Task: Locate every line in the records below that contains the word "joint", and copy each one.

Excerpted data:
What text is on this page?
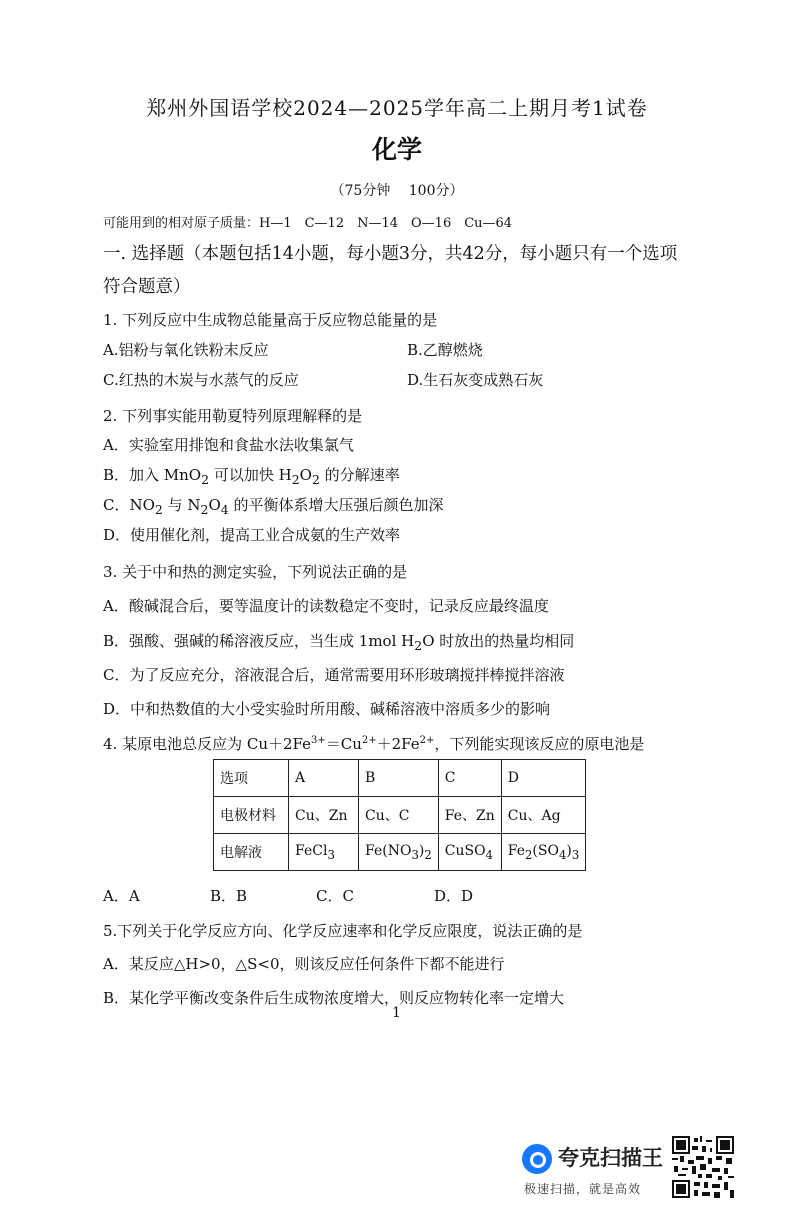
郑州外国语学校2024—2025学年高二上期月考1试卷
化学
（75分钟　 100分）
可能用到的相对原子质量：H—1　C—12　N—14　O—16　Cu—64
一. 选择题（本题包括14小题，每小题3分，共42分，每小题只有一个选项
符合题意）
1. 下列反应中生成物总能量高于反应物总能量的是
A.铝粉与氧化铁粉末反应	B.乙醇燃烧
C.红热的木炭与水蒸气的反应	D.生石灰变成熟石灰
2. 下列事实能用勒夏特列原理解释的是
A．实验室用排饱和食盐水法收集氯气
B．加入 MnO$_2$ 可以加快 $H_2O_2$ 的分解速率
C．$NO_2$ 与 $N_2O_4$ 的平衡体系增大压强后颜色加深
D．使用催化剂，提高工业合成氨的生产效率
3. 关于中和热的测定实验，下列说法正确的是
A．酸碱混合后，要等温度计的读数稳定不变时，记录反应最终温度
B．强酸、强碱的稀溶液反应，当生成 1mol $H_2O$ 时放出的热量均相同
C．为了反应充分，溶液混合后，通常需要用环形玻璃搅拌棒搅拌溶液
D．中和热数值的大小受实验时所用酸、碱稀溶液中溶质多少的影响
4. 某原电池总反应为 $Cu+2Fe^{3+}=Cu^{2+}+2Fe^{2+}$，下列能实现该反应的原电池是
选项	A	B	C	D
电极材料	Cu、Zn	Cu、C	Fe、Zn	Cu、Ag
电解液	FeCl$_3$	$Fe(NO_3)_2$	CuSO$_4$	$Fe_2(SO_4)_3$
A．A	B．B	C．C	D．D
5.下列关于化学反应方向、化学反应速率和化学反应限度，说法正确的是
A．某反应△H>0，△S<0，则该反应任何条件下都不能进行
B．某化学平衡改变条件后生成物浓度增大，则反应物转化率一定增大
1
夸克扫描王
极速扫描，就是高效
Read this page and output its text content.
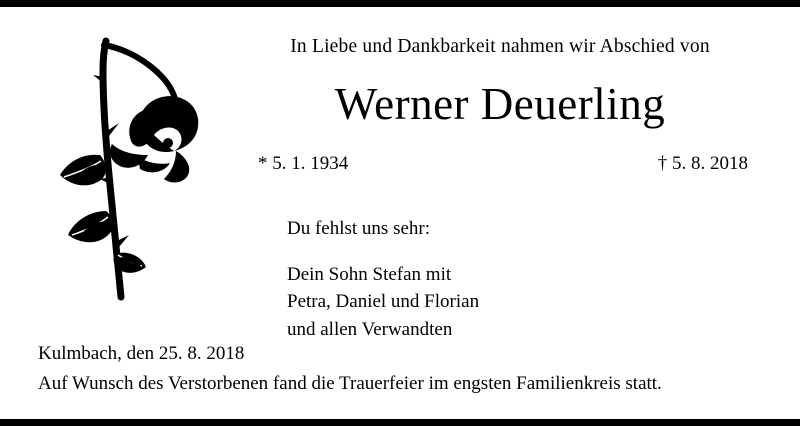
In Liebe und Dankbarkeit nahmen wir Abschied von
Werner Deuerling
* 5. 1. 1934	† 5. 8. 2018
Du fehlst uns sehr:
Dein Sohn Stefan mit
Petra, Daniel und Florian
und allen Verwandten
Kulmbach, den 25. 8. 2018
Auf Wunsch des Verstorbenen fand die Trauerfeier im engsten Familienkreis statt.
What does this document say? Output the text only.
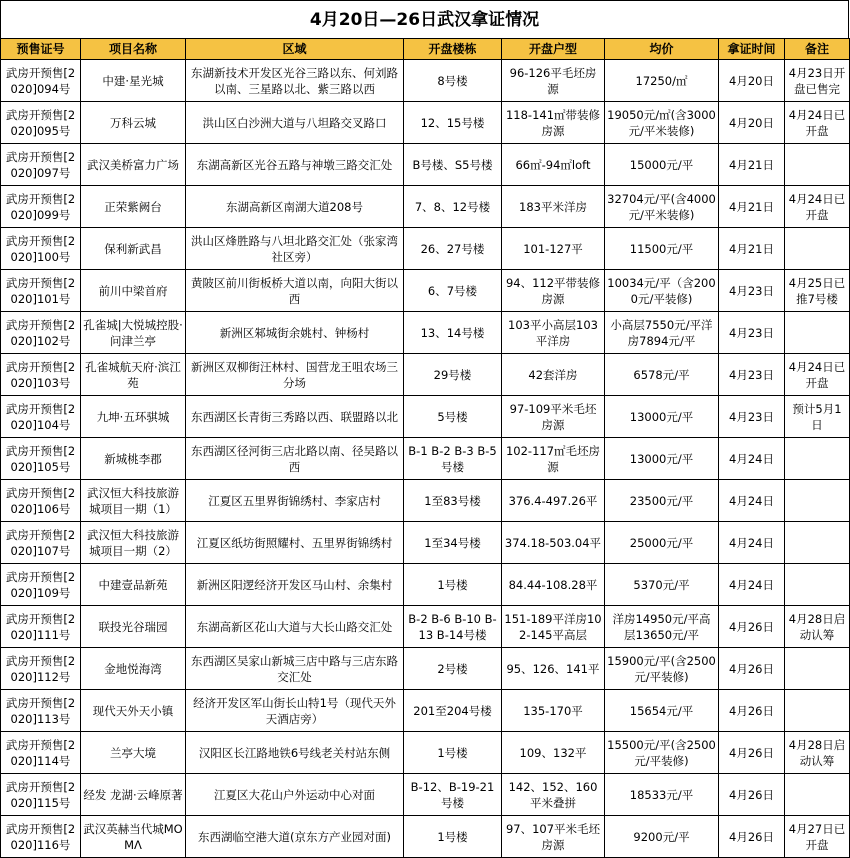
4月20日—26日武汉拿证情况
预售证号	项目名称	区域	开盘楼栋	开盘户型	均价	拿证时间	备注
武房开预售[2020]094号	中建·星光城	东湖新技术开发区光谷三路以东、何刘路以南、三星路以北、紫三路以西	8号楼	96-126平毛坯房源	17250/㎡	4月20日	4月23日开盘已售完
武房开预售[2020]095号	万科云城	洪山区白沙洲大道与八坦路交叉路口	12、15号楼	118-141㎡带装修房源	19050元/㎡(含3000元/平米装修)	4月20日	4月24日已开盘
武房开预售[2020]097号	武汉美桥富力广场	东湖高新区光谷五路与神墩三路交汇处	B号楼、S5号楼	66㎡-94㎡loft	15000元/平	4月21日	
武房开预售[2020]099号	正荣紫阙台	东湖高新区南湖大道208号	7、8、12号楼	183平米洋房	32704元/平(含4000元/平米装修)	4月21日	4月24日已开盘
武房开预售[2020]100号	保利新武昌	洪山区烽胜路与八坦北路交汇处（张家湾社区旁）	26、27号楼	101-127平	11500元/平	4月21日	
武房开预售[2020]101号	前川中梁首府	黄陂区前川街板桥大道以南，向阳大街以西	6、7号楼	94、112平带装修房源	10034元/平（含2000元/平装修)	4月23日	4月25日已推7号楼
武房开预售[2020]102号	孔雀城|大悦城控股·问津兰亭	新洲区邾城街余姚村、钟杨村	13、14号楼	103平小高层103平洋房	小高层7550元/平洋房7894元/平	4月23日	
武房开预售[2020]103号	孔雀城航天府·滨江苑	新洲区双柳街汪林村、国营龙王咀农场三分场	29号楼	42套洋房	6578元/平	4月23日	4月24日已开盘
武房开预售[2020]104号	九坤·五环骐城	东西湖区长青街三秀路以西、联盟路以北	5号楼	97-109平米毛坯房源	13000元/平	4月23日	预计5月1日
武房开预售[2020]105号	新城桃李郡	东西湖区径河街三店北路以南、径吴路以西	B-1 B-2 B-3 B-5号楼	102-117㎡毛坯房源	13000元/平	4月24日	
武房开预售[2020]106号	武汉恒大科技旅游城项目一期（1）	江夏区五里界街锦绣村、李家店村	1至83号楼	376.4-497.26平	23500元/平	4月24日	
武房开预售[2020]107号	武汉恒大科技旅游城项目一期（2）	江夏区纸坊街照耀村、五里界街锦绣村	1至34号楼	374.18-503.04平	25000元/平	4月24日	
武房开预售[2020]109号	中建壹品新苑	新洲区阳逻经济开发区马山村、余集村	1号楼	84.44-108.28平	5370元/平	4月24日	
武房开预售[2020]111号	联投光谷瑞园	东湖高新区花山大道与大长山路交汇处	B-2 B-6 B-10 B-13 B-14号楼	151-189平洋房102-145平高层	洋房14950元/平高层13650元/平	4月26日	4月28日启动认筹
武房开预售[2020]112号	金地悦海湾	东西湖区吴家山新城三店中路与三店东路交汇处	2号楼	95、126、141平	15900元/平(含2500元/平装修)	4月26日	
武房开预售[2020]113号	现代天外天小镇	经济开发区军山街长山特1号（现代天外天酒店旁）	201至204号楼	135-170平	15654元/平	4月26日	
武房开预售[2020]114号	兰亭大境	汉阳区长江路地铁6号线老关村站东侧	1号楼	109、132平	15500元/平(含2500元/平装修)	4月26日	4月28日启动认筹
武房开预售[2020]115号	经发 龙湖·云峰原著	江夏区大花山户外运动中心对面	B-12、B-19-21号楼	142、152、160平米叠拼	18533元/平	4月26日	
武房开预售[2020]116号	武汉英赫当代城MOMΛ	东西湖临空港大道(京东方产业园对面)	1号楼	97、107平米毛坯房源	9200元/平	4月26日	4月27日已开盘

* * *

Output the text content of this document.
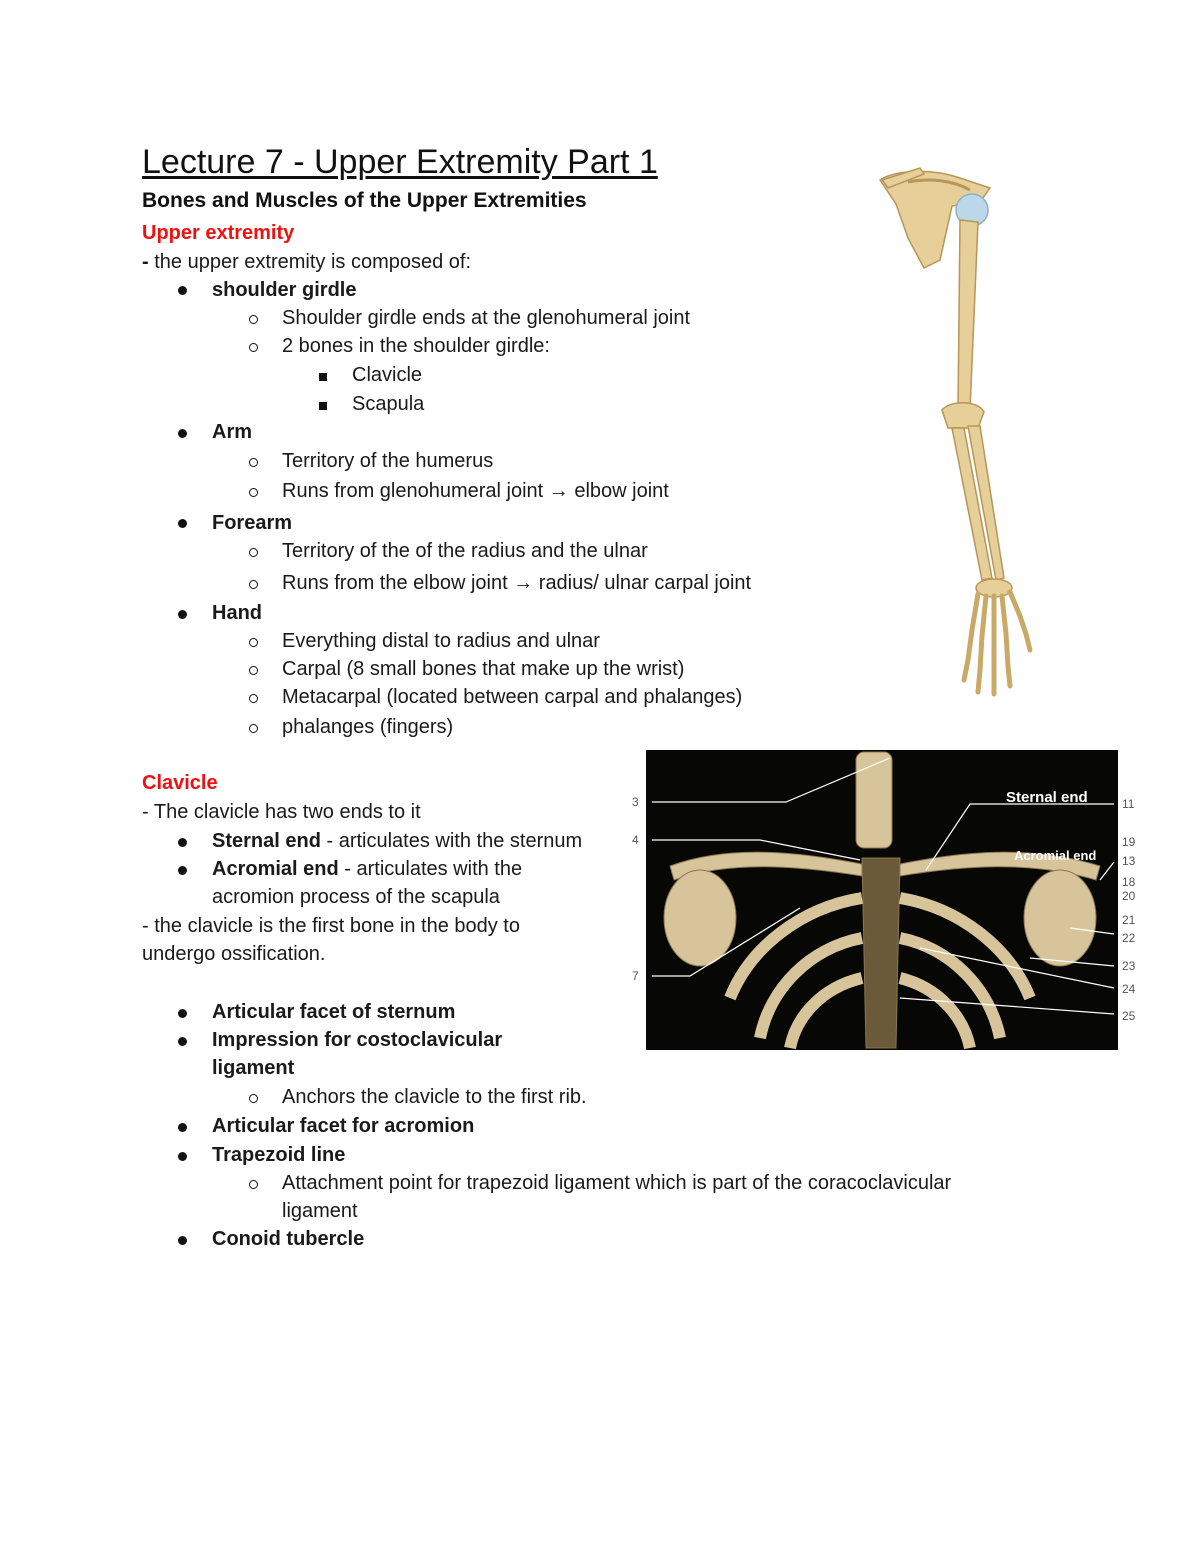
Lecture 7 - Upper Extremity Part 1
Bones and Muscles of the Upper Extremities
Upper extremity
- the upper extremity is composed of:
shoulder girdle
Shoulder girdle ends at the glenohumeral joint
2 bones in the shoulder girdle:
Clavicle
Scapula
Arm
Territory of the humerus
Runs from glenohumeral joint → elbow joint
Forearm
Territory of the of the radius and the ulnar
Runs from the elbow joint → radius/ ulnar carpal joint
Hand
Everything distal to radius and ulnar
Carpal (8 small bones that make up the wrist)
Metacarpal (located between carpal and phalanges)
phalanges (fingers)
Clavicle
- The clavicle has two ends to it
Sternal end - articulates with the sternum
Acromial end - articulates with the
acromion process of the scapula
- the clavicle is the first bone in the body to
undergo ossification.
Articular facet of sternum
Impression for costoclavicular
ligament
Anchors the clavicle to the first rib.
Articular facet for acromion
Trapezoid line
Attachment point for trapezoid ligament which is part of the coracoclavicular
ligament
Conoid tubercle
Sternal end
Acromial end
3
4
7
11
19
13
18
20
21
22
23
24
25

Exercise solution:
Shoulder girdle ends at the glenohumeral joint
Runs from glenohumeral joint → elbow joint
Runs from the elbow joint → radius/ ulnar carpal joint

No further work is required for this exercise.